• _Source records_:
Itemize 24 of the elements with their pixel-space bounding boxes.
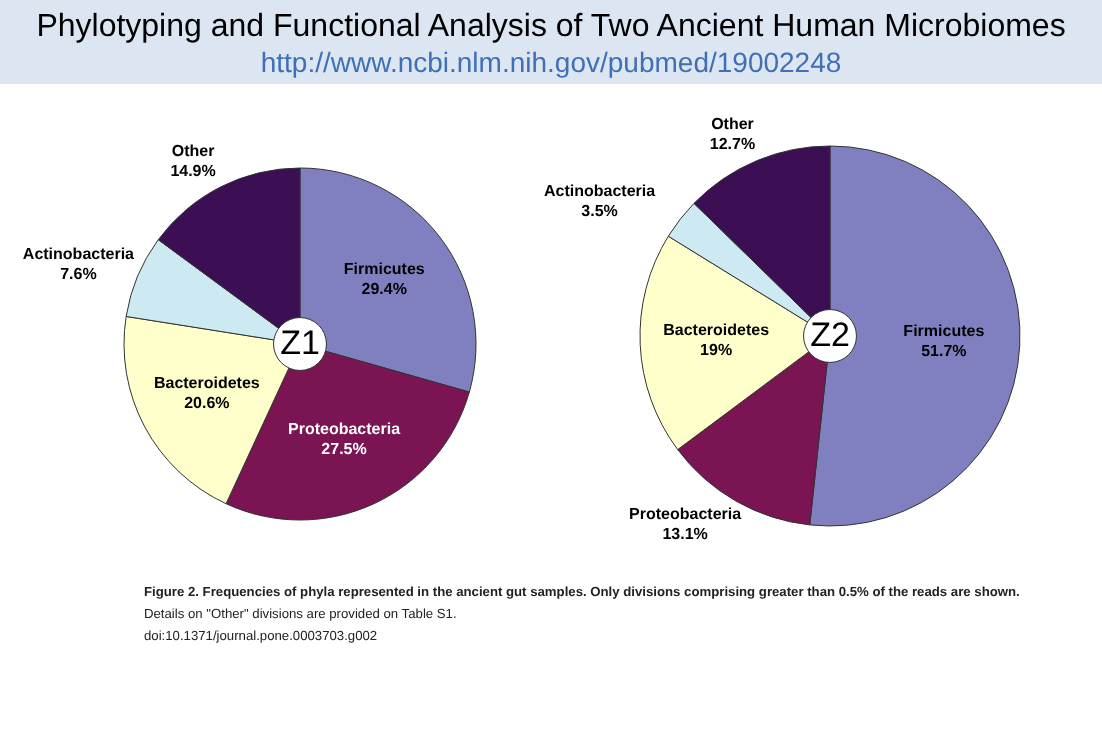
data-label: 12.7% (709, 135, 756, 154)
data-label: 51.7% (921, 342, 967, 361)
data-label: 20.6% (184, 393, 230, 412)
data-label: 27.5% (321, 439, 367, 458)
data-label: 7.6% (60, 265, 97, 284)
slice-label: Actinobacteria (543, 181, 657, 200)
slice-label: Firmicutes (903, 322, 986, 341)
slice-label: Other (171, 141, 215, 160)
slice-label: Bacteroidetes (663, 321, 771, 340)
slice-label: Other (711, 115, 754, 134)
text: http://www.ncbi.nlm.nih.gov/pubmed/19002248 (260, 46, 842, 78)
data-label: 14.9% (170, 161, 216, 180)
data-label: 19% (700, 341, 733, 360)
slice-label: Proteobacteria (288, 419, 402, 438)
slice-label: Actinobacteria (22, 245, 136, 264)
text: Z1 (280, 324, 320, 362)
slice-label: Bacteroidetes (153, 373, 261, 392)
data-label: 3.5% (581, 201, 618, 220)
data-label: 13.1% (662, 525, 708, 544)
slice-label: Firmicutes (343, 260, 426, 279)
text: Phylotyping and Functional Analysis of Two Ancient Human Microbiomes (36, 10, 1066, 44)
data-label: 29.4% (361, 280, 407, 299)
slice-label: Proteobacteria (629, 505, 743, 524)
text: Z2 (810, 316, 850, 354)
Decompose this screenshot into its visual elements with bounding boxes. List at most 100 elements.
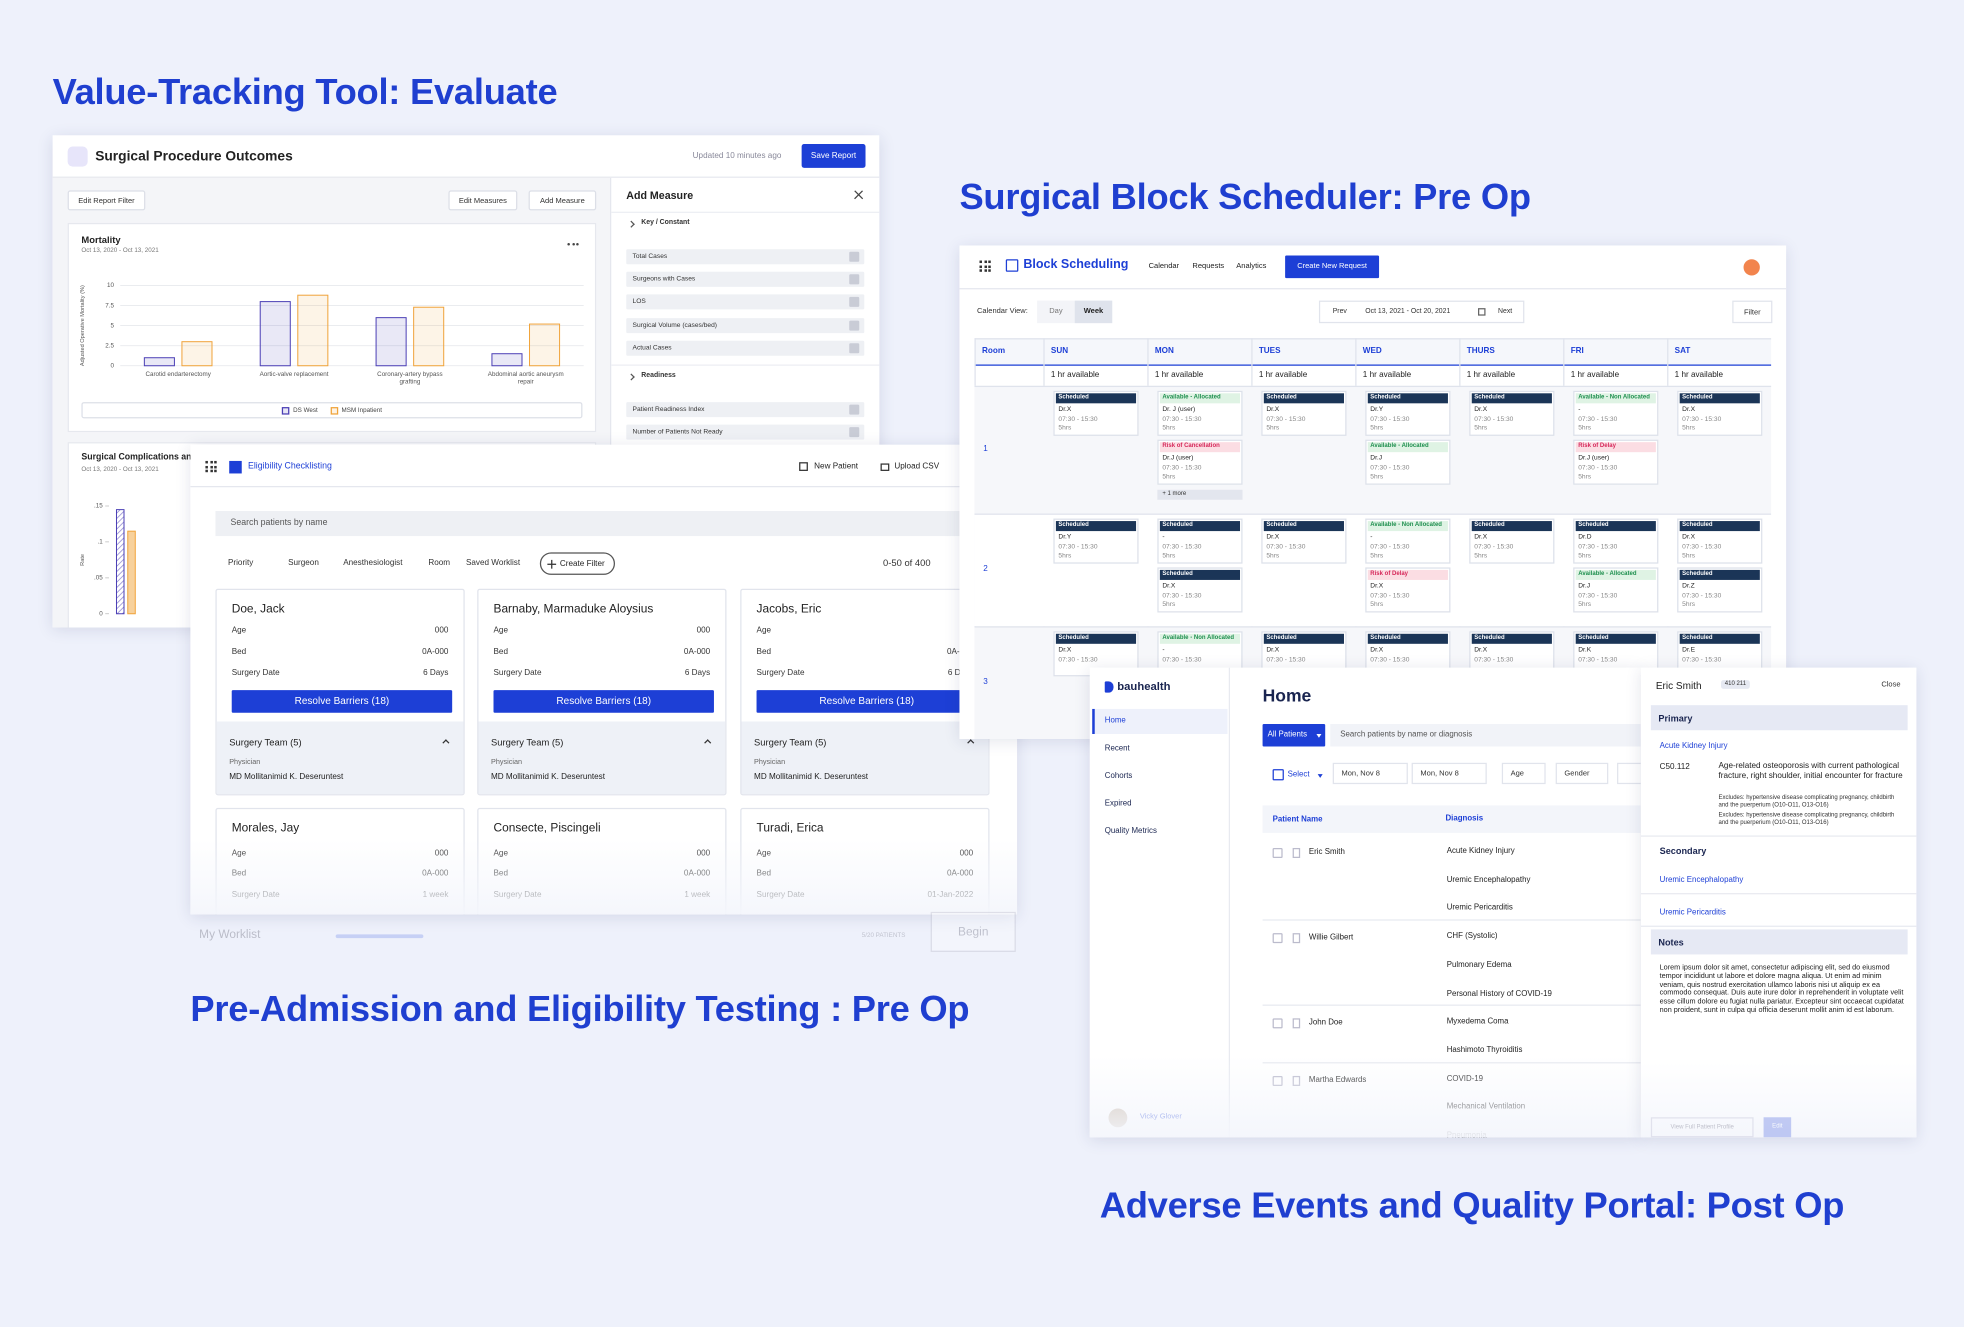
nav-active (1092, 708, 1228, 734)
more-dot (576, 242, 579, 246)
status-chip: Available - Allocated (1575, 569, 1656, 580)
row-checkbox[interactable] (1272, 1018, 1283, 1029)
view-toggle[interactable]: Day (1037, 300, 1075, 324)
block-time: 07:30 - 15:30 (1578, 464, 1618, 472)
measure-item[interactable]: Number of Patients Not Ready (626, 424, 865, 440)
block-time: 07:30 - 15:30 (1058, 415, 1098, 423)
row-checkbox[interactable] (1272, 933, 1283, 944)
row-checkbox[interactable] (1272, 847, 1283, 858)
block-card[interactable]: Scheduled Dr.X 07:30 - 15:30 5hrs (1053, 390, 1139, 436)
block-card[interactable]: Scheduled Dr.X 07:30 - 15:30 5hrs (1469, 518, 1555, 564)
block-card[interactable]: Scheduled -07:30 - 15:30 5hrs (1157, 518, 1243, 564)
day-header: MON (1154, 346, 1174, 356)
block-card[interactable]: Available - Allocated Dr. J (user) 07:30 -… (1157, 390, 1243, 436)
surgeon-name: Dr.X (1266, 646, 1280, 654)
surgeon-name: Dr. J (user) (1162, 405, 1196, 414)
room-number: 1 (983, 444, 988, 454)
search-input[interactable]: Search patients by name or diagnosis (1330, 723, 1641, 747)
more-chip[interactable]: + 1 more (1157, 489, 1243, 500)
edit-button[interactable]: Edit (1763, 1117, 1792, 1138)
block-card[interactable]: Available - Allocated Dr.J 07:30 - 15:30 5h… (1573, 567, 1659, 613)
block-card[interactable]: Risk of Cancellation Dr.J (user) 07:30 - 1… (1157, 439, 1243, 485)
block-time: 07:30 - 15:30 (1682, 655, 1722, 664)
profile-button[interactable]: View Full Patient Profile (1650, 1117, 1754, 1138)
app-title: Eligibility Checklisting (248, 462, 332, 471)
chart-plot: .15 .1 .05 0 Rate (80, 503, 136, 617)
block-duration: 5hrs (1162, 601, 1176, 609)
block-card[interactable]: Scheduled Dr.X 07:30 - 15:30 5hrs (1261, 390, 1347, 436)
status-chip: Risk of Delay (1575, 442, 1656, 453)
close-button[interactable]: Close (1881, 681, 1901, 689)
view-toggle[interactable]: Week (1074, 300, 1113, 324)
patient-card[interactable]: Barnaby, Marmaduke Aloysius Age 000 Bed 0A-0… (477, 588, 727, 796)
block-time: 07:30 - 15:30 (1682, 591, 1722, 600)
block-time: 07:30 - 15:30 (1266, 655, 1306, 664)
block-time: 07:30 - 15:30 (1162, 591, 1202, 600)
nav-link[interactable]: Calendar (1148, 263, 1180, 271)
search-input[interactable]: Search patients by name (215, 511, 1018, 537)
measure-item[interactable]: Surgical Volume (cases/bed) (626, 318, 865, 334)
measure-item[interactable]: Patient Readiness Index (626, 402, 865, 418)
filter-dropdown[interactable]: Age (1501, 762, 1546, 785)
measure-item[interactable]: LOS (626, 294, 865, 310)
date-filter[interactable]: Mon, Nov 8 (1411, 762, 1487, 785)
block-card[interactable]: Scheduled Dr.D 07:30 - 15:30 5hrs (1573, 518, 1659, 564)
edit-filter-button[interactable]: Edit Report Filter (67, 190, 146, 211)
edit-measures-button[interactable]: Edit Measures (448, 190, 518, 211)
divider (1640, 893, 1917, 895)
all-patients-button[interactable]: All Patients (1262, 723, 1326, 747)
folder-icon (880, 463, 890, 471)
resolve-button[interactable]: Resolve Barriers (18) (493, 690, 714, 713)
block-card[interactable]: Risk of Delay Dr.X 07:30 - 15:30 5hrs (1365, 567, 1451, 613)
block-card[interactable]: Scheduled Dr.X 07:30 - 15:30 5hrs (1261, 518, 1347, 564)
measure-item[interactable]: Actual Cases (626, 340, 865, 356)
block-duration: 5hrs (1682, 424, 1696, 433)
block-card[interactable]: Scheduled Dr.X 07:30 - 15:30 5hrs (1677, 390, 1763, 436)
block-time: 07:30 - 15:30 (1370, 464, 1410, 472)
resolve-button[interactable]: Resolve Barriers (18) (231, 690, 453, 713)
date-filter[interactable]: Mon, Nov 8 (1332, 762, 1408, 785)
block-time: 07:30 - 15:30 (1682, 415, 1722, 423)
block-card[interactable]: Scheduled Dr.X 07:30 - 15:30 5hrs (1469, 390, 1555, 436)
day-header: SUN (1050, 346, 1069, 356)
nav-link[interactable]: Recent (1104, 744, 1130, 753)
block-card[interactable]: Available - Allocated Dr.J 07:30 - 15:30 5h… (1365, 439, 1451, 485)
patient-card[interactable]: Doe, Jack Age 000 Bed 0A-000 Surgery Date 6 Da… (215, 588, 465, 796)
surgeon-name: Dr.Z (1682, 582, 1695, 590)
save-report-button[interactable]: Save Report (801, 144, 866, 168)
create-request-button[interactable]: Create New Request (1285, 255, 1380, 279)
row-divider (1262, 1004, 1641, 1007)
block-card[interactable]: Scheduled Dr.Z 07:30 - 15:30 5hrs (1677, 567, 1763, 613)
measure-item[interactable]: Surgeons with Cases (626, 271, 865, 287)
filter-button[interactable]: Filter (1732, 300, 1773, 324)
surgeon-name: Dr.X (1474, 405, 1488, 414)
resolve-button[interactable]: Resolve Barriers (18) (756, 690, 977, 713)
measure-item[interactable]: Total Cases (626, 249, 865, 265)
x-tick-label: Abdominal aortic aneurysm repair (487, 370, 564, 386)
nav-link[interactable]: Expired (1104, 799, 1132, 808)
nav-link[interactable]: Quality Metrics (1104, 826, 1157, 836)
block-card[interactable]: Available - Non Allocated -07:30 - 15:30 5… (1573, 390, 1659, 436)
section-heading: Value-Tracking Tool: Evaluate (52, 72, 558, 113)
block-card[interactable]: Scheduled Dr.Y 07:30 - 15:30 5hrs (1365, 390, 1451, 436)
diagnosis: Personal History of COVID-19 (1446, 988, 1552, 998)
block-card[interactable]: Scheduled Dr.Y 07:30 - 15:30 5hrs (1053, 518, 1139, 564)
block-card[interactable]: Available - Non Allocated -07:30 - 15:30 5… (1365, 518, 1451, 564)
measure-label: Surgical Volume (cases/bed) (632, 321, 717, 330)
filter-dropdown[interactable]: Gender (1555, 762, 1609, 785)
begin-button[interactable]: Begin (930, 911, 1016, 952)
block-card[interactable]: Scheduled Dr.X 07:30 - 15:30 5hrs (1157, 567, 1243, 613)
nav-link[interactable]: Requests (1192, 263, 1225, 271)
status-chip: Scheduled (1679, 633, 1760, 644)
create-filter-button[interactable]: Create Filter (539, 552, 616, 575)
nav-link[interactable]: Analytics (1236, 263, 1267, 271)
nav-link[interactable]: Home (1104, 716, 1126, 726)
block-card[interactable]: Scheduled Dr.X 07:30 - 15:30 5hrs (1677, 518, 1763, 564)
add-measure-button[interactable]: Add Measure (528, 190, 597, 211)
block-card[interactable]: Risk of Delay Dr.J (user) 07:30 - 15:30 5hr… (1573, 439, 1659, 485)
bar (143, 357, 175, 367)
block-duration: 5hrs (1162, 552, 1176, 560)
nav-link[interactable]: Cohorts (1104, 771, 1133, 781)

• _Work item_:
Reproduce every line above containing "dropdown".

• _Answer space_:
filter-dropdown[interactable]: Age (1501, 762, 1546, 785)
filter-dropdown[interactable]: Gender (1555, 762, 1609, 785)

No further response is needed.